> **Data in this exercise**
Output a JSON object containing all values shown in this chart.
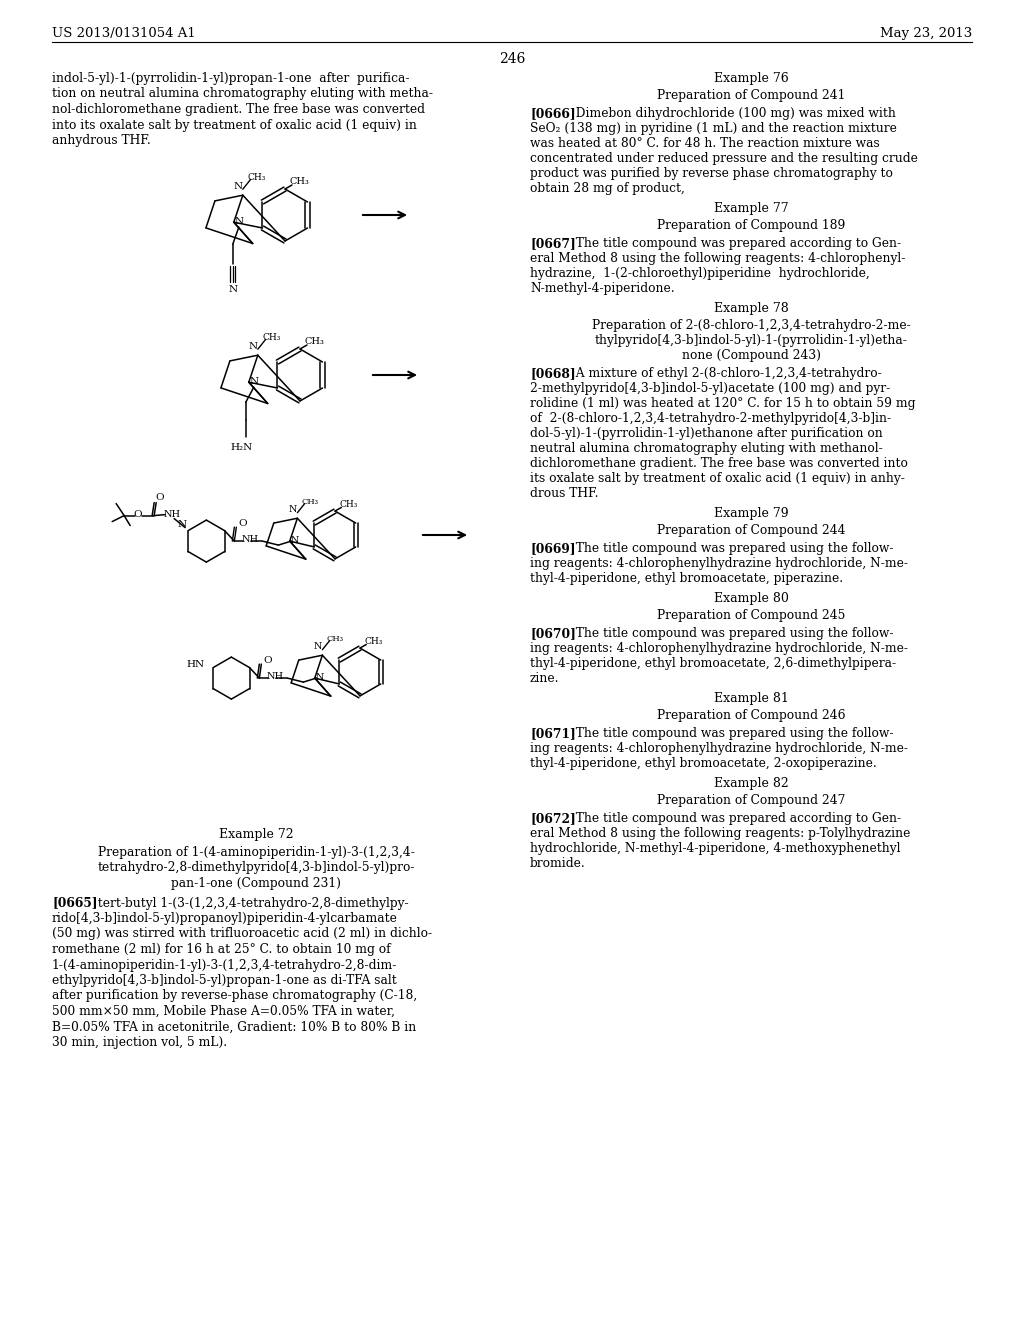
{
  "background_color": "#ffffff",
  "header_left": "US 2013/0131054 A1",
  "header_right": "May 23, 2013",
  "page_number": "246",
  "left_top_para": [
    "indol-5-yl)-1-(pyrrolidin-1-yl)propan-1-one  after  purifica-",
    "tion on neutral alumina chromatography eluting with metha-",
    "nol-dichloromethane gradient. The free base was converted",
    "into its oxalate salt by treatment of oxalic acid (1 equiv) in",
    "anhydrous THF."
  ],
  "example72_title": "Example 72",
  "example72_sub": [
    "Preparation of 1-(4-aminopiperidin-1-yl)-3-(1,2,3,4-",
    "tetrahydro-2,8-dimethylpyrido[4,3-b]indol-5-yl)pro-",
    "pan-1-one (Compound 231)"
  ],
  "example72_body": [
    "[0665]",
    "tert-butyl 1-(3-(1,2,3,4-tetrahydro-2,8-dimethylpy-",
    "rido[4,3-b]indol-5-yl)propanoyl)piperidin-4-ylcarbamate",
    "(50 mg) was stirred with trifluoroacetic acid (2 ml) in dichlo-",
    "romethane (2 ml) for 16 h at 25° C. to obtain 10 mg of",
    "1-(4-aminopiperidin-1-yl)-3-(1,2,3,4-tetrahydro-2,8-dim-",
    "ethylpyrido[4,3-b]indol-5-yl)propan-1-one as di-TFA salt",
    "after purification by reverse-phase chromatography (C-18,",
    "500 mm×50 mm, Mobile Phase A=0.05% TFA in water,",
    "B=0.05% TFA in acetonitrile, Gradient: 10% B to 80% B in",
    "30 min, injection vol, 5 mL)."
  ],
  "right_sections": [
    {
      "kind": "title",
      "lines": [
        "Example 76"
      ]
    },
    {
      "kind": "subtitle",
      "lines": [
        "Preparation of Compound 241"
      ]
    },
    {
      "kind": "para",
      "label": "[0666]",
      "lines": [
        "Dimebon dihydrochloride (100 mg) was mixed with",
        "SeO₂ (138 mg) in pyridine (1 mL) and the reaction mixture",
        "was heated at 80° C. for 48 h. The reaction mixture was",
        "concentrated under reduced pressure and the resulting crude",
        "product was purified by reverse phase chromatography to",
        "obtain 28 mg of product,"
      ]
    },
    {
      "kind": "title",
      "lines": [
        "Example 77"
      ]
    },
    {
      "kind": "subtitle",
      "lines": [
        "Preparation of Compound 189"
      ]
    },
    {
      "kind": "para",
      "label": "[0667]",
      "lines": [
        "The title compound was prepared according to Gen-",
        "eral Method 8 using the following reagents: 4-chlorophenyl-",
        "hydrazine,  1-(2-chloroethyl)piperidine  hydrochloride,",
        "N-methyl-4-piperidone."
      ]
    },
    {
      "kind": "title",
      "lines": [
        "Example 78"
      ]
    },
    {
      "kind": "subtitle",
      "lines": [
        "Preparation of 2-(8-chloro-1,2,3,4-tetrahydro-2-me-",
        "thylpyrido[4,3-b]indol-5-yl)-1-(pyrrolidin-1-yl)etha-",
        "none (Compound 243)"
      ]
    },
    {
      "kind": "para",
      "label": "[0668]",
      "lines": [
        "A mixture of ethyl 2-(8-chloro-1,2,3,4-tetrahydro-",
        "2-methylpyrido[4,3-b]indol-5-yl)acetate (100 mg) and pyr-",
        "rolidine (1 ml) was heated at 120° C. for 15 h to obtain 59 mg",
        "of  2-(8-chloro-1,2,3,4-tetrahydro-2-methylpyrido[4,3-b]in-",
        "dol-5-yl)-1-(pyrrolidin-1-yl)ethanone after purification on",
        "neutral alumina chromatography eluting with methanol-",
        "dichloromethane gradient. The free base was converted into",
        "its oxalate salt by treatment of oxalic acid (1 equiv) in anhy-",
        "drous THF."
      ]
    },
    {
      "kind": "title",
      "lines": [
        "Example 79"
      ]
    },
    {
      "kind": "subtitle",
      "lines": [
        "Preparation of Compound 244"
      ]
    },
    {
      "kind": "para",
      "label": "[0669]",
      "lines": [
        "The title compound was prepared using the follow-",
        "ing reagents: 4-chlorophenylhydrazine hydrochloride, N-me-",
        "thyl-4-piperidone, ethyl bromoacetate, piperazine."
      ]
    },
    {
      "kind": "title",
      "lines": [
        "Example 80"
      ]
    },
    {
      "kind": "subtitle",
      "lines": [
        "Preparation of Compound 245"
      ]
    },
    {
      "kind": "para",
      "label": "[0670]",
      "lines": [
        "The title compound was prepared using the follow-",
        "ing reagents: 4-chlorophenylhydrazine hydrochloride, N-me-",
        "thyl-4-piperidone, ethyl bromoacetate, 2,6-dimethylpipera-",
        "zine."
      ]
    },
    {
      "kind": "title",
      "lines": [
        "Example 81"
      ]
    },
    {
      "kind": "subtitle",
      "lines": [
        "Preparation of Compound 246"
      ]
    },
    {
      "kind": "para",
      "label": "[0671]",
      "lines": [
        "The title compound was prepared using the follow-",
        "ing reagents: 4-chlorophenylhydrazine hydrochloride, N-me-",
        "thyl-4-piperidone, ethyl bromoacetate, 2-oxopiperazine."
      ]
    },
    {
      "kind": "title",
      "lines": [
        "Example 82"
      ]
    },
    {
      "kind": "subtitle",
      "lines": [
        "Preparation of Compound 247"
      ]
    },
    {
      "kind": "para",
      "label": "[0672]",
      "lines": [
        "The title compound was prepared according to Gen-",
        "eral Method 8 using the following reagents: p-Tolylhydrazine",
        "hydrochloride, N-methyl-4-piperidone, 4-methoxyphenethyl",
        "bromide."
      ]
    }
  ]
}
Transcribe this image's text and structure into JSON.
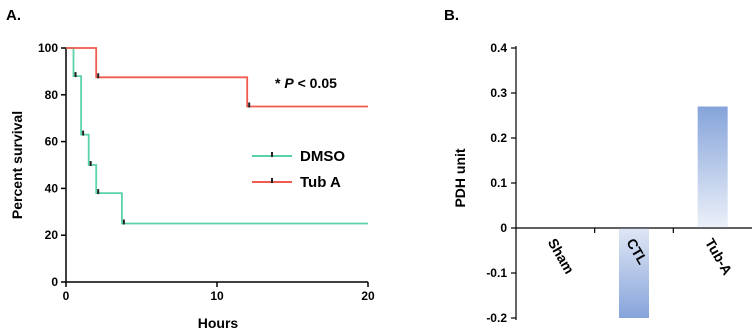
{
  "chart_data": [
    {
      "panel": "A.",
      "type": "line",
      "step": true,
      "xlabel": "Hours",
      "ylabel": "Percent survival",
      "xlim": [
        0,
        20
      ],
      "ylim": [
        0,
        100
      ],
      "xticks": [
        0,
        10,
        20
      ],
      "yticks": [
        0,
        20,
        40,
        60,
        80,
        100
      ],
      "annotation": {
        "prefix": "* ",
        "italic": "P",
        "suffix": " < 0.05"
      },
      "legend_position": "center-right",
      "series": [
        {
          "name": "DMSO",
          "color": "#5ad3a8",
          "points": [
            [
              0,
              100
            ],
            [
              0.5,
              100
            ],
            [
              0.5,
              88
            ],
            [
              1.0,
              88
            ],
            [
              1.0,
              63
            ],
            [
              1.5,
              63
            ],
            [
              1.5,
              50
            ],
            [
              2.0,
              50
            ],
            [
              2.0,
              38
            ],
            [
              3.7,
              38
            ],
            [
              3.7,
              25
            ],
            [
              20,
              25
            ]
          ],
          "censor_marks": [
            [
              0.5,
              88
            ],
            [
              1.0,
              63
            ],
            [
              1.5,
              50
            ],
            [
              2.0,
              38
            ],
            [
              3.7,
              25
            ]
          ]
        },
        {
          "name": "Tub A",
          "color": "#ef5b4f",
          "points": [
            [
              0,
              100
            ],
            [
              2.0,
              100
            ],
            [
              2.0,
              87.5
            ],
            [
              12.0,
              87.5
            ],
            [
              12.0,
              75
            ],
            [
              20,
              75
            ]
          ],
          "censor_marks": [
            [
              2.0,
              87.5
            ],
            [
              12.0,
              75
            ]
          ]
        }
      ]
    },
    {
      "panel": "B.",
      "type": "bar",
      "ylabel": "PDH unit",
      "categories": [
        "Sham",
        "CTL",
        "Tub-A"
      ],
      "values": [
        0,
        -0.2,
        0.27
      ],
      "ylim": [
        -0.2,
        0.4
      ],
      "yticks": [
        -0.2,
        -0.1,
        0,
        0.1,
        0.2,
        0.3,
        0.4
      ],
      "ytick_labels": [
        "-0.2",
        "-0.1",
        "0",
        "0.1",
        "0.2",
        "0.3",
        "0.4"
      ],
      "bar_color": "#7f9fd8"
    }
  ]
}
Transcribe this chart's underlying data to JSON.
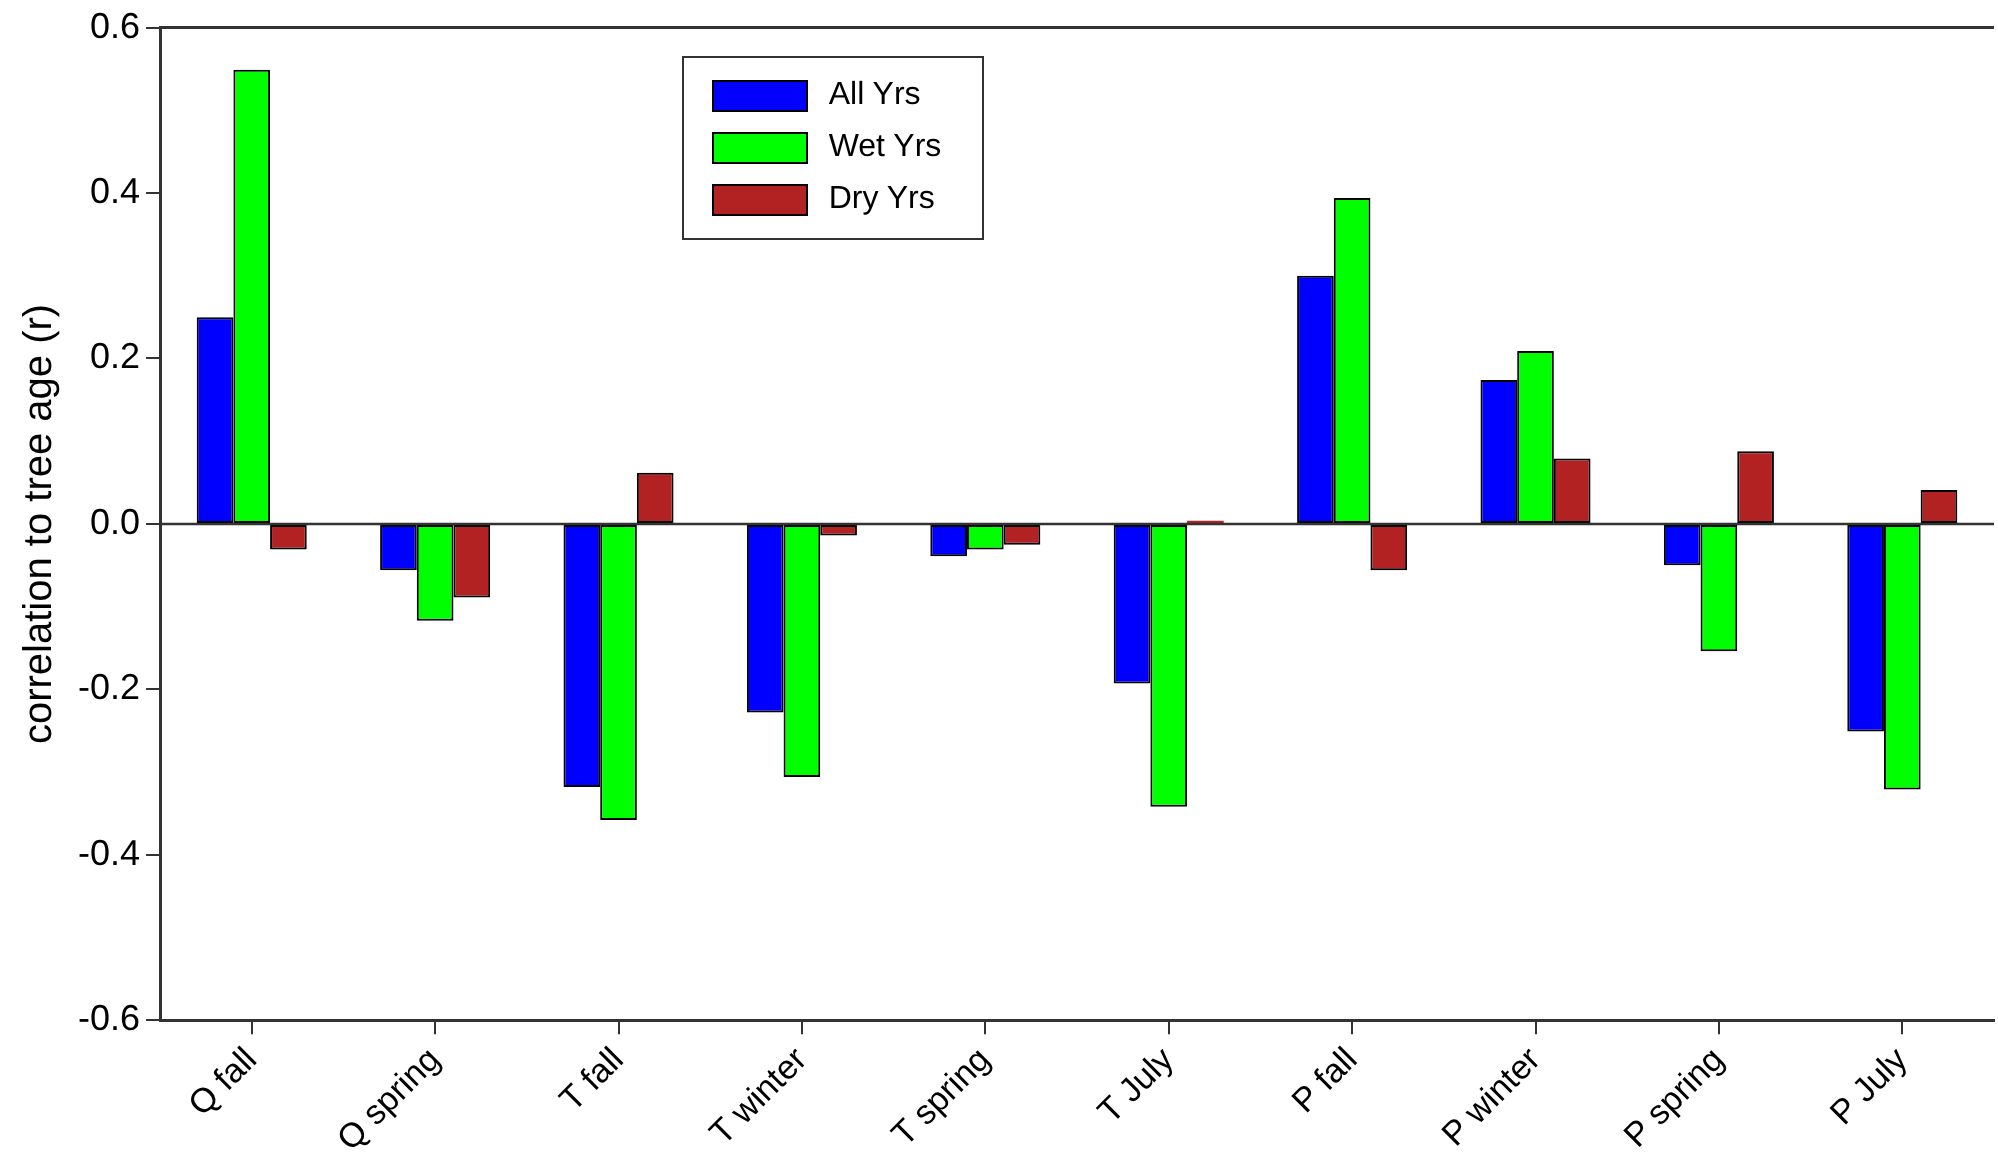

> **Set task**
Using the listing above, list every line in which the string "mixture" occurs.

> **In response**
        "SeO₂ (138 mg) in pyridine (1 mL) and the reaction mixture",
        "was heated at 80° C. for 48 h. The reaction mixture was",
        "A mixture of ethyl 2-(8-chloro-1,2,3,4-tetrahydro-",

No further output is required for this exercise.